Transcribe every line exactly. Leave the pictures behind.

Data entries:

######

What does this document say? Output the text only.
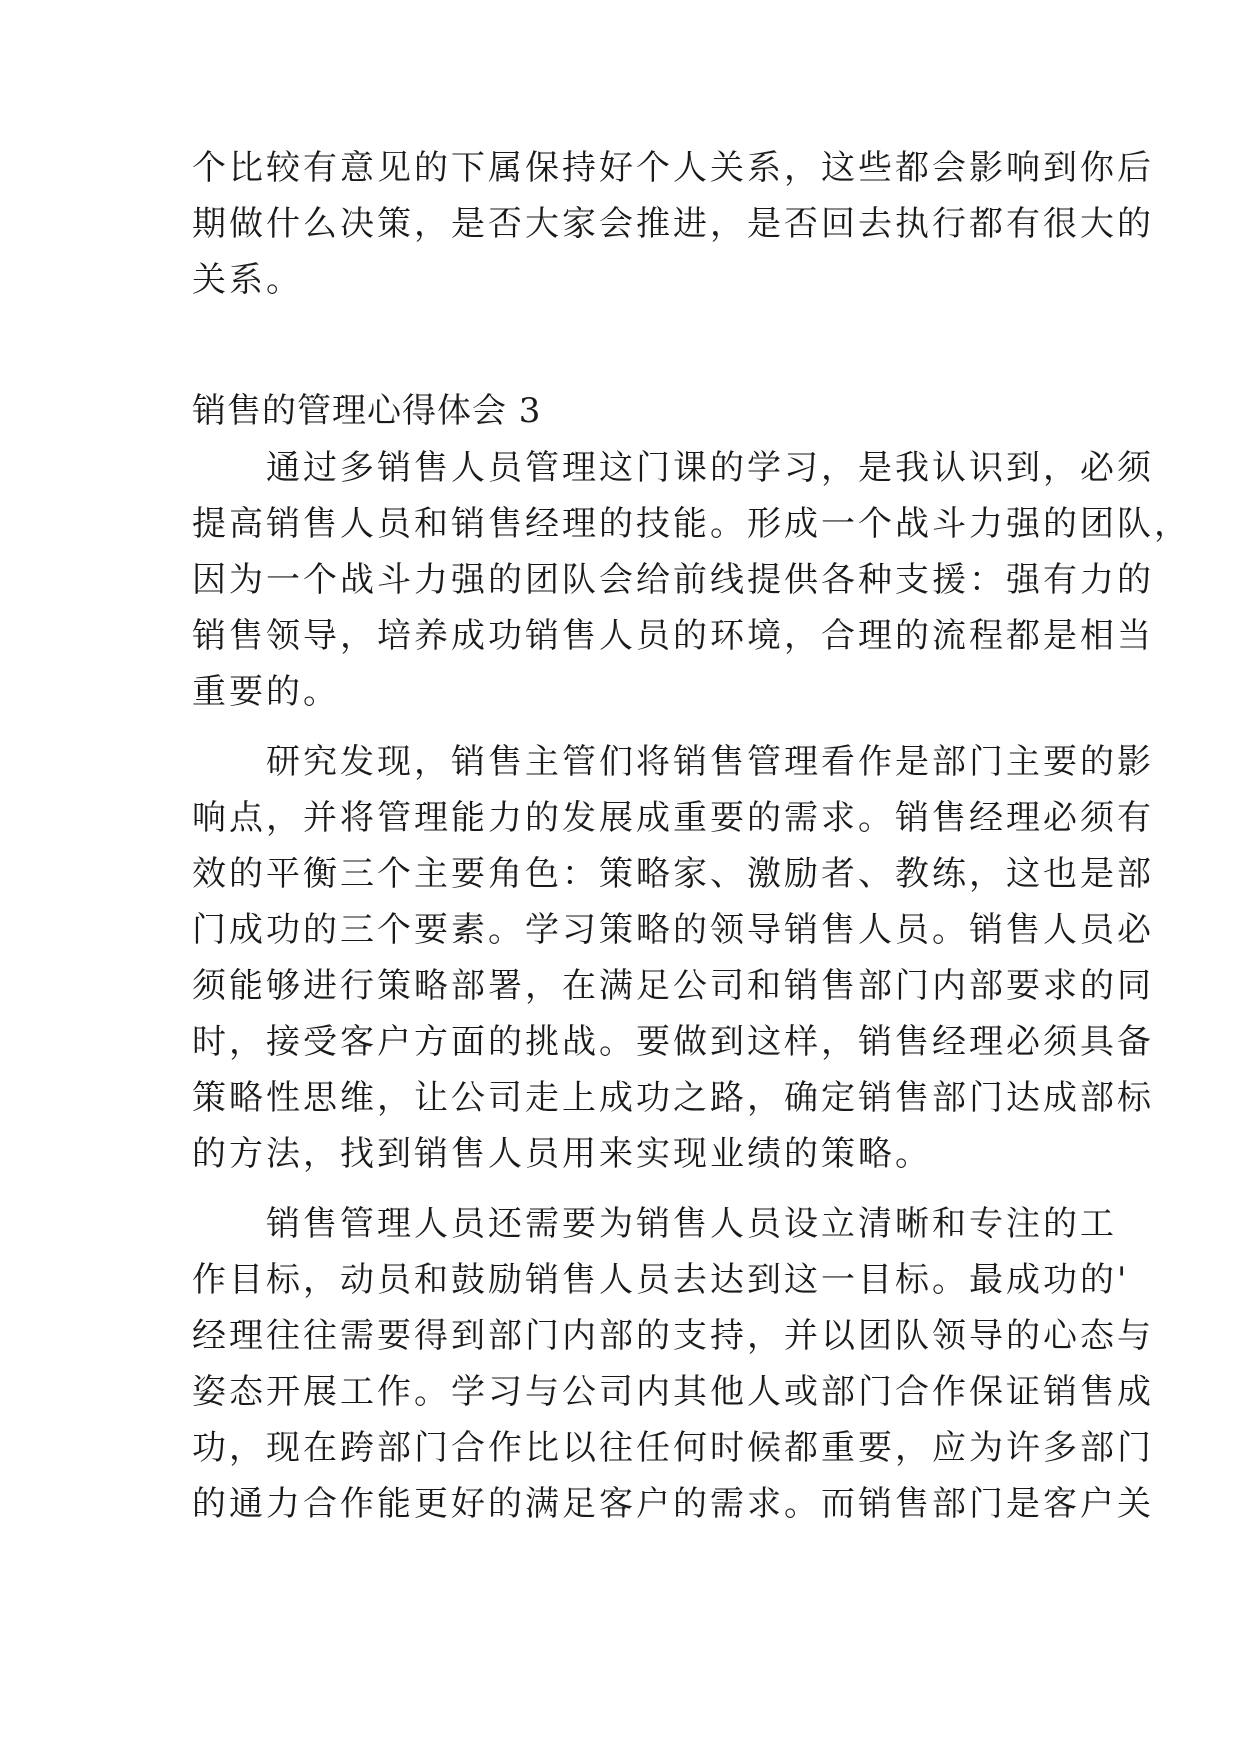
个比较有意见的下属保持好个人关系，这些都会影响到你后
期做什么决策，是否大家会推进，是否回去执行都有很大的
关系。
销售的管理心得体会 3
　　通过多销售人员管理这门课的学习，是我认识到，必须
提高销售人员和销售经理的技能。形成一个战斗力强的团队，
因为一个战斗力强的团队会给前线提供各种支援：强有力的
销售领导，培养成功销售人员的环境，合理的流程都是相当
重要的。
　　研究发现，销售主管们将销售管理看作是部门主要的影
响点，并将管理能力的发展成重要的需求。销售经理必须有
效的平衡三个主要角色：策略家、激励者、教练，这也是部
门成功的三个要素。学习策略的领导销售人员。销售人员必
须能够进行策略部署，在满足公司和销售部门内部要求的同
时，接受客户方面的挑战。要做到这样，销售经理必须具备
策略性思维，让公司走上成功之路，确定销售部门达成部标
的方法，找到销售人员用来实现业绩的策略。
　　销售管理人员还需要为销售人员设立清晰和专注的工
作目标，动员和鼓励销售人员去达到这一目标。最成功的'
经理往往需要得到部门内部的支持，并以团队领导的心态与
姿态开展工作。学习与公司内其他人或部门合作保证销售成
功，现在跨部门合作比以往任何时候都重要，应为许多部门
的通力合作能更好的满足客户的需求。而销售部门是客户关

######

Right answer:
What does this document say? Output the text only.
个比较有意见的下属保持好个人关系，这些都会影响到你后
期做什么决策，是否大家会推进，是否回去执行都有很大的
关系。
销售的管理心得体会 3
　　通过多销售人员管理这门课的学习，是我认识到，必须
提高销售人员和销售经理的技能。形成一个战斗力强的团队，
因为一个战斗力强的团队会给前线提供各种支援：强有力的
销售领导，培养成功销售人员的环境，合理的流程都是相当
重要的。
　　研究发现，销售主管们将销售管理看作是部门主要的影
响点，并将管理能力的发展成重要的需求。销售经理必须有
效的平衡三个主要角色：策略家、激励者、教练，这也是部
门成功的三个要素。学习策略的领导销售人员。销售人员必
须能够进行策略部署，在满足公司和销售部门内部要求的同
时，接受客户方面的挑战。要做到这样，销售经理必须具备
策略性思维，让公司走上成功之路，确定销售部门达成部标
的方法，找到销售人员用来实现业绩的策略。
　　销售管理人员还需要为销售人员设立清晰和专注的工
作目标，动员和鼓励销售人员去达到这一目标。最成功的'
经理往往需要得到部门内部的支持，并以团队领导的心态与
姿态开展工作。学习与公司内其他人或部门合作保证销售成
功，现在跨部门合作比以往任何时候都重要，应为许多部门
的通力合作能更好的满足客户的需求。而销售部门是客户关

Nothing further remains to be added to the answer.